** Texto extraído **
========================================
Aprender a pensar y educar en valores

Para Matthew Lipman aprender a pensar es una necesidad y una exigencia en la educación y en la formación personal. Aprender a ser y aprender a pensar son dos tareas fundamentales que debe abordar la educación del presente siglo XXI. No es suficiente disponer de grandes volúmenes de información y de conocimiento científico como única y sola expresión de nuestra capacidad para dominar a la naturaleza y al mundo de los objetos y de las cosas.

Debemos aprender a saber cómo reconocer e interpretar lo que somos desde la subjetividad de nuestras conductas, opiniones, ideas y pensamientos, es decir, desde ese mundo interior en el que nosotros pensamos lo que somos y la persona en la que nos estamos convirtiendo, donde participan inevitablemente otras personas que forman parte del mundo y de nuestro mundo personal. El niño tiene que aprender de experiencias que lo pongan en contacto con el sentido de la vida desde la perspectiva en la que ellos sienten lo que es la vida de acuerdo a los “valores” que se les han enseñado y que se espera deban practicar con la mayor conciencia posible. Los valores de la familia, las tradiciones, la religión, la política, etc., son esferas de motivación y de percepción dentro de las que el razonamiento de los niños se gesta y con el tiempo madura.

Un espíritu auténticamente libre, creador y democrático, como el que supone Lipman debe serle sugerido a los niños, siempre estará disertando entre razones y valores, entre el mundo de la objetividad racional y el de la subjetividad sentimental. Es necesario conciliar ambas esferas de manera que el niño pueda avanzar y madurar psicológica e intelectualmente, dentro de un equilibrio que le permita resolver los problemas tomando en consideración la práctica y las creencias en los valores tanto suyos como de los otros.1 Por otra parte, no se pueden imponer unos valores sobre otros, de igual manera una cultura o costumbre sobre otra. Se quiere que la práctica de los valores sea una práctica compartida entre los niños y sus contextos ideológicos y culturales. Es la necesidad de buscar un punto de encuentro y de equilibro, siempre abierto al entendimiento.
========================================
** Registros de datos **

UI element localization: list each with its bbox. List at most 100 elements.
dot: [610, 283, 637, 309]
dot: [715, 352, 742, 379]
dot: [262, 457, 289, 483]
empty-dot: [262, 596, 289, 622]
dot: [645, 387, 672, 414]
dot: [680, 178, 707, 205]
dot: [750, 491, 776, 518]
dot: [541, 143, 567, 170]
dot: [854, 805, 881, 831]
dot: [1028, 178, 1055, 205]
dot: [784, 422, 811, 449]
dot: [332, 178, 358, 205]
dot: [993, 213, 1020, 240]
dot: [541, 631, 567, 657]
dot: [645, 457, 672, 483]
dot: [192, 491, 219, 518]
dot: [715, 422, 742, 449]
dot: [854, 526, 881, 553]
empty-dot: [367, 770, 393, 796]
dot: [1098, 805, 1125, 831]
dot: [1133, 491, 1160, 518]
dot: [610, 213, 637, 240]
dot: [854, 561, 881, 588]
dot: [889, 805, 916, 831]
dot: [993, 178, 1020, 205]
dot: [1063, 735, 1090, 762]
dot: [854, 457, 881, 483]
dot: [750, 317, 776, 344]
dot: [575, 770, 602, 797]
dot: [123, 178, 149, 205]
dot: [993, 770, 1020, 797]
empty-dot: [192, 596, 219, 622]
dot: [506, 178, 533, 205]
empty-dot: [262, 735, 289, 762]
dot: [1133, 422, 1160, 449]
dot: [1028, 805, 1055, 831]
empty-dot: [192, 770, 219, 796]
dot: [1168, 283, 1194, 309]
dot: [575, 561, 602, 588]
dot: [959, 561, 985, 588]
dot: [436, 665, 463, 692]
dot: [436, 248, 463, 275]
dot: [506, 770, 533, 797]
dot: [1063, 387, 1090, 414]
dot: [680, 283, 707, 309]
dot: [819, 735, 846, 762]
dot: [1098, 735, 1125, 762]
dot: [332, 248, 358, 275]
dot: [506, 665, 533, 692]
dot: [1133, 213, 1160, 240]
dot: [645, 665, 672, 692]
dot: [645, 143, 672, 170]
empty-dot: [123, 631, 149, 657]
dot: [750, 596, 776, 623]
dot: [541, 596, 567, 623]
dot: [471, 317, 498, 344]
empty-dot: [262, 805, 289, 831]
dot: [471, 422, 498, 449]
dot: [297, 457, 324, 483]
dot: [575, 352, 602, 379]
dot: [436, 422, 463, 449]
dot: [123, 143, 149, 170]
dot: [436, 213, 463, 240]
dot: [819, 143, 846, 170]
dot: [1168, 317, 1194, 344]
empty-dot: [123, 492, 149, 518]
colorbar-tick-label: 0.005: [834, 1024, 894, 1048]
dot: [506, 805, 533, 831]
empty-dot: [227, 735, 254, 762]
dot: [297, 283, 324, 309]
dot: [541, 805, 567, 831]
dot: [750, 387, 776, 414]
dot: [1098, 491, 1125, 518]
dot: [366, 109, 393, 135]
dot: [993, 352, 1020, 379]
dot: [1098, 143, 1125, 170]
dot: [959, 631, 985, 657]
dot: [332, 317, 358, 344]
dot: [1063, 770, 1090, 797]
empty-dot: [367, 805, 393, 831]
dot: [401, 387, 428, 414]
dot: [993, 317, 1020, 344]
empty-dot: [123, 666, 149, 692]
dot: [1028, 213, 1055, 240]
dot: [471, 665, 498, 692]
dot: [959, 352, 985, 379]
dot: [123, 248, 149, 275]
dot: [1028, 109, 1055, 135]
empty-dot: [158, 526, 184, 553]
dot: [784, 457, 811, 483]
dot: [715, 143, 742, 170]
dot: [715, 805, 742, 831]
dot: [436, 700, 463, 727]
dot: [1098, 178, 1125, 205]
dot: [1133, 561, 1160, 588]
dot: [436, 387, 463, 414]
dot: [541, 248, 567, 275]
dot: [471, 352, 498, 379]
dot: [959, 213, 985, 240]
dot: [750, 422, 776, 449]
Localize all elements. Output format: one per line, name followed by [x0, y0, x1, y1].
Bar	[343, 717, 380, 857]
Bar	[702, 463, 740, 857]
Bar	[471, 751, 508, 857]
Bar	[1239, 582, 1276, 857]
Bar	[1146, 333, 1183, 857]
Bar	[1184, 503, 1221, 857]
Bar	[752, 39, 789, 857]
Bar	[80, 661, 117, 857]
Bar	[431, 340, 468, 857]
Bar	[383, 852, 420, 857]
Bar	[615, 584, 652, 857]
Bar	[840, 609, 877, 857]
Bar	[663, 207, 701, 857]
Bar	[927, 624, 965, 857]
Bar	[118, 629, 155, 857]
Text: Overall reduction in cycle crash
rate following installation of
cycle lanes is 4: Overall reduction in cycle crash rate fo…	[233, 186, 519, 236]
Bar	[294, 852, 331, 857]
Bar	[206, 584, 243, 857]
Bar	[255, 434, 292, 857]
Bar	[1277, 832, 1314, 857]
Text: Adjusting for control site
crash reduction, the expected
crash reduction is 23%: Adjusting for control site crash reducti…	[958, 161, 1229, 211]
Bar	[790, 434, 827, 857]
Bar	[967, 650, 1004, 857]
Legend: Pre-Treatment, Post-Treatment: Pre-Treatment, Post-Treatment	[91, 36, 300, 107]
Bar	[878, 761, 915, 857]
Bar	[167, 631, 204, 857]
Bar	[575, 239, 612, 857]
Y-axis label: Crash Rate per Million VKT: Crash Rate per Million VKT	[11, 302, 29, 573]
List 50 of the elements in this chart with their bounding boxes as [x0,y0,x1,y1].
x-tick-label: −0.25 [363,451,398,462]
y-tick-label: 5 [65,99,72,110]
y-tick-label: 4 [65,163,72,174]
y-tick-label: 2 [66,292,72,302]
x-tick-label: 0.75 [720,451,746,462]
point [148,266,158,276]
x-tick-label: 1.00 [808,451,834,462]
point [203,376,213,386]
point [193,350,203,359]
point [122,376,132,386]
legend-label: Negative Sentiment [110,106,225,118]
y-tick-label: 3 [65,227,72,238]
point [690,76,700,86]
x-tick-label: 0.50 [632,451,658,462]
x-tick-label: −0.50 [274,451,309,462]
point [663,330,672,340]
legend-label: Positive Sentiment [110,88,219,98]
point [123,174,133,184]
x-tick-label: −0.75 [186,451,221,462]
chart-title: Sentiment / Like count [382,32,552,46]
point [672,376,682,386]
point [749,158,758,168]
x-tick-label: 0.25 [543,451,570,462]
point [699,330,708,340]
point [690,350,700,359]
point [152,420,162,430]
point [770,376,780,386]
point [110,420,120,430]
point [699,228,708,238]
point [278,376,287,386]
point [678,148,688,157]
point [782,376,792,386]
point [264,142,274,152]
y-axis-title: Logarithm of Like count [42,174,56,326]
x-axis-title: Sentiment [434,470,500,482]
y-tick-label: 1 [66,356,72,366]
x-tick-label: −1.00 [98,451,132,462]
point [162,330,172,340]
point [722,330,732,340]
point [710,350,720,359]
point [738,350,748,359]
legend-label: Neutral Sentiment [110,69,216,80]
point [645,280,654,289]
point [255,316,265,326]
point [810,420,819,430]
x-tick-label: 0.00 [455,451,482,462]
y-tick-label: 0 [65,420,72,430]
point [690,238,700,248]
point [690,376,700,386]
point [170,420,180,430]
========================================
** Ejercicios **
(1) Transcribe del texto sobre aprender a pensar todo lo que va desde "Un espíritu auténticamente" hasta "abierto al entendimiento.".
(2) Traduce al inglés esta oración del texto sobre educar en valores: "Aprender a ser y aprender a pensar son dos tareas fundamentales que debe abordar la educación del presente siglo XXI."
(3) Escribe lo que sigue en el texto sobre aprender a pensar y educar en valores, a partir del punto en que termina.
Los registros no hacen falta para nada.

** Resultados **
(1)
Un espíritu auténticamente libre, creador y democrático, como el que supone Lipman debe serle sugerido a los niños, siempre estará disertando entre razones y valores, entre el mundo de la objetividad racional y el de la subjetividad sentimental. Es necesario conciliar ambas esferas de manera que el niño pueda avanzar y madurar psicológica e intelectualmente, dentro de un equilibrio que le permita resolver los problemas tomando en consideración la práctica y las creencias en los valores tanto suyos como de los otros.1 Por otra parte, no se pueden imponer unos valores sobre otros, de igual manera una cultura o costumbre sobre otra. Se quiere que la práctica de los valores sea una práctica compartida entre los niños y sus contextos ideológicos y culturales. Es la necesidad de buscar un punto de encuentro y de equilibro, siempre abierto al entendimiento.

(2) Learning to be and learning to think are two fundamental tasks that education in the present twenty-first century must address.

(3)
Al respecto, nos dice Lipman que lo que ninguno percibe es que, en una sociedad democrática, comprometida con el pluralismo y la diversidad, ningún conjunto de valores se puede enseñar a costa de otro conjunto de valores sin atentar contra alguno de los derechos constitucionales. Por otra parte, la diversidad de fines que caracteriza a una sociedad pluralista puede apoyarse en una uniformidad de medios y es, precisamente, el acuerdo respecto a los procedimientos el que puede servir como contexto comúnmente aceptado por la educación en valores. Por ejemplo, sean cuales sean nuestras creencias religiosas o políticas, todos aceptamos el respeto a los procesos formales y a la soberanía de la Constitución, pues somos conscientes de que sin eso poco quedaría de la sociedad tal y como le entendemos.2

La sociedad está viviendo un tiempo de cambio y crisis y cada vez es más patente la urgencia de una reflexión profunda acerca de hacia dónde queremos ir y qué tipo de sociedad y de persona queremos ser ahora, ya que la incoherencia y la irracionalidad se está adueñando poco a poco de la escena social; esto genera un proceso de desintegración y de resurgimiento de actitudes y comportamientos muy negativos que desorientan a las nuevas generaciones de niños y de jóvenes.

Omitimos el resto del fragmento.